## [Requests]
[a] List every calendar date that appears in the Wiffle Ball championship article, including the one in its byline.
[b] Write the next part of the Wiffle Ball championship article, picking up after its final sentence.

## [Excerpt to read]
World Wiffle Ball Championship opens registration for August event

Wiffle Ball · By Sarah Mitchell · June 23, 2026
World Wiffle Ball Championship opens registration for August event

Registration is open for the 47th World Wiffle Ball Championship, and the draw is still the same one that has made this event a summer fixture for decades: two days at Crown Point Sportsplex, a real route to Sunday, and a stage that treats every game like it matters. The championship will run Aug. 15-16 in Crown Point, Indiana, where the mix of prestige, accessibility and pressure keeps the field deep year after year.

Teams have until Aug. 9 to enter. Every club will play four round-robin games on Saturday, Aug. 15, with teams finishing 2-2 earning automatic passage into Sunday’s single-elimination bracket. The format leaves room for chaos, too: one 1-3 team can still survive by winning an extra-inning tournament at the end of pool play. Tournament teams are made up of four or five players, and the setup rewards the rosters that can stay sharp through four games without burning out before bracket play starts.

## [Visual layout records]
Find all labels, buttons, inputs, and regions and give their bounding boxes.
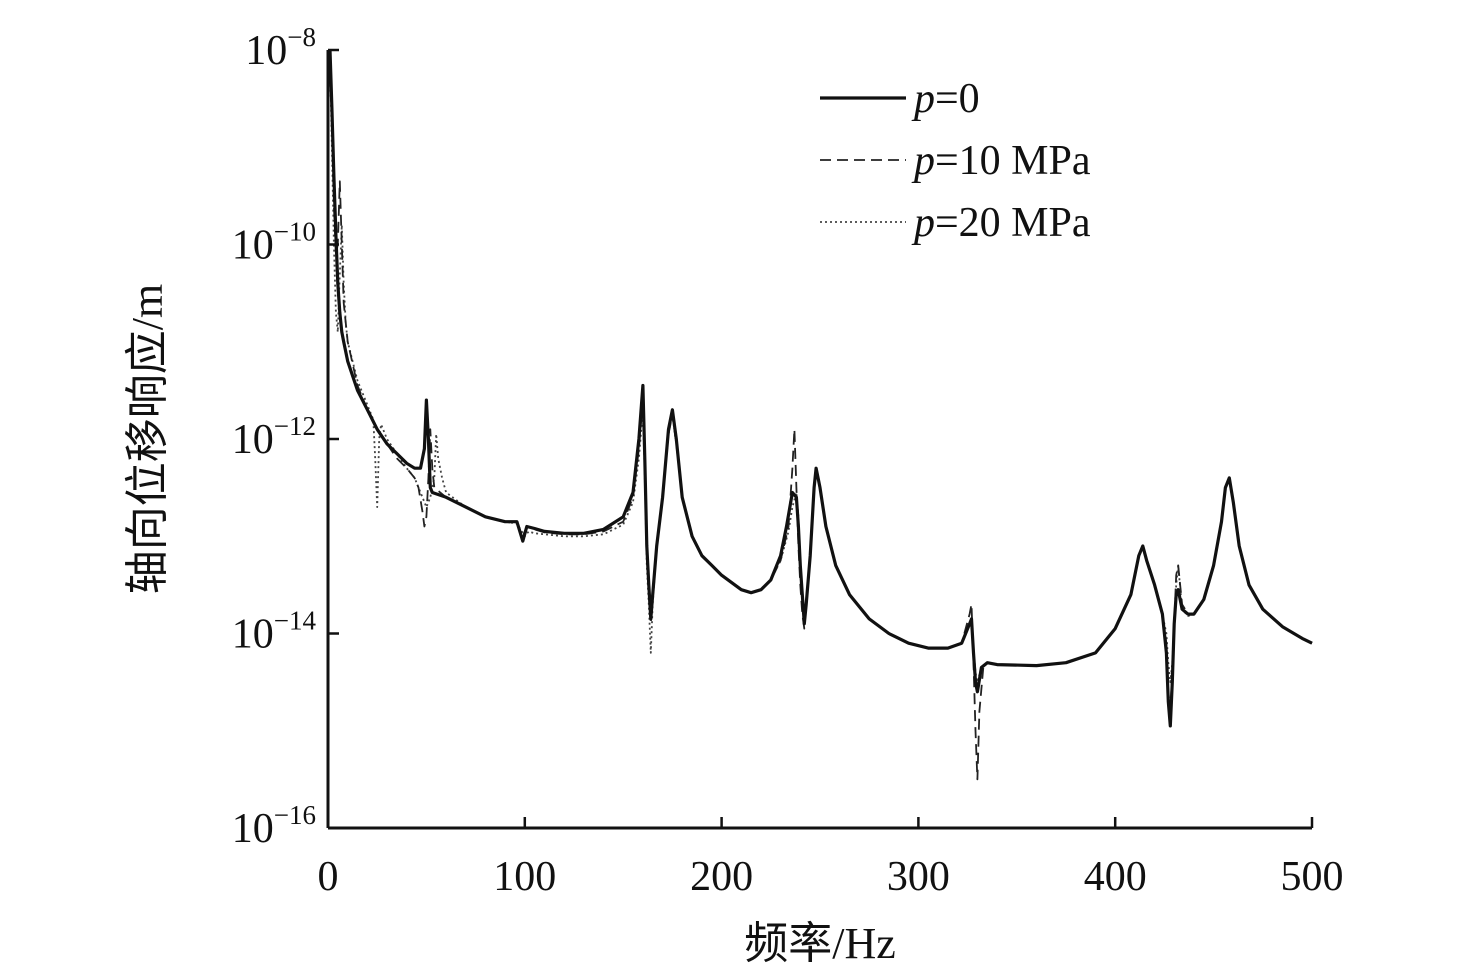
legend-label: p=20 MPa [911, 200, 1091, 246]
x-tick-label: 400 [1084, 854, 1147, 900]
y-tick-base: 10 [232, 417, 274, 463]
y-tick-exponent: −16 [274, 800, 316, 830]
legend-label-symbol: p [911, 200, 935, 246]
x-tick-label: 300 [887, 854, 950, 900]
x-axis-title: 频率/Hz [744, 919, 896, 968]
y-tick-base: 10 [232, 223, 274, 269]
legend-label-value: =10 MPa [935, 138, 1091, 184]
legend-label: p=0 [911, 76, 980, 122]
y-tick-base: 10 [232, 612, 274, 658]
series-line-1 [329, 54, 1313, 781]
y-tick-base: 10 [245, 28, 287, 74]
y-tick-exponent: −12 [274, 411, 316, 441]
y-tick-label: 10−8 [245, 22, 316, 74]
y-tick-label: 10−12 [232, 411, 316, 463]
y-tick-label: 10−10 [232, 217, 316, 269]
legend-label-symbol: p [911, 76, 935, 122]
y-tick-label: 10−14 [232, 606, 317, 658]
x-tick-label: 100 [493, 854, 556, 900]
y-tick-exponent: −14 [274, 606, 317, 636]
series-line-0 [328, 49, 1313, 728]
x-tick-label: 500 [1281, 854, 1344, 900]
y-axis-title: 轴向位移响应/m [123, 284, 172, 594]
x-tick-label: 0 [318, 854, 339, 900]
plot-lines [328, 49, 1313, 781]
y-tick-exponent: −10 [274, 217, 316, 247]
y-tick-base: 10 [232, 806, 274, 852]
y-tick-exponent: −8 [287, 22, 316, 52]
legend-label-symbol: p [911, 138, 935, 184]
x-ticks: 0 100 200 300 400 500 [318, 817, 1344, 900]
series-line-2 [329, 59, 1313, 683]
axes [326, 50, 1312, 830]
legend-label: p=10 MPa [911, 138, 1091, 184]
y-tick-label: 10−16 [232, 800, 316, 852]
legend-label-value: =20 MPa [935, 200, 1091, 246]
x-tick-label: 200 [690, 854, 753, 900]
legend-label-value: =0 [935, 76, 980, 122]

## [Answers to the exercise]
[a] June 23, 2026; Aug. 15-16; Aug. 9; Aug. 15

[b]
That balance is a big part of the appeal. The World Wiffle Ball Championship is widely billed as the oldest and largest 5-person competitive plastic bat and ball tournament, founded in 1980, and it still leans into the details that make it feel like more than a weekend bracket. The event features 6-foot home run fences and a dedicated Hall of Fame, a pair of touches that give the championship its own identity instead of making it just another stop on the summer calendar. It has been held at Crown Point Sportsplex since 2024, at 1313 E North Street in Crown Point.

The field remains open to players of all ages, which is part of what keeps the event from becoming a closed club. Pre-tournament coverage last year showed the youngest registered player at 8 and the oldest at 66, a spread that says a lot about how broad the draw really is. Serious teams chase the title, but plenty of first-timers come for the same reason the veterans do: the format gives everyone a path, and the sport still respects both touch and nerve.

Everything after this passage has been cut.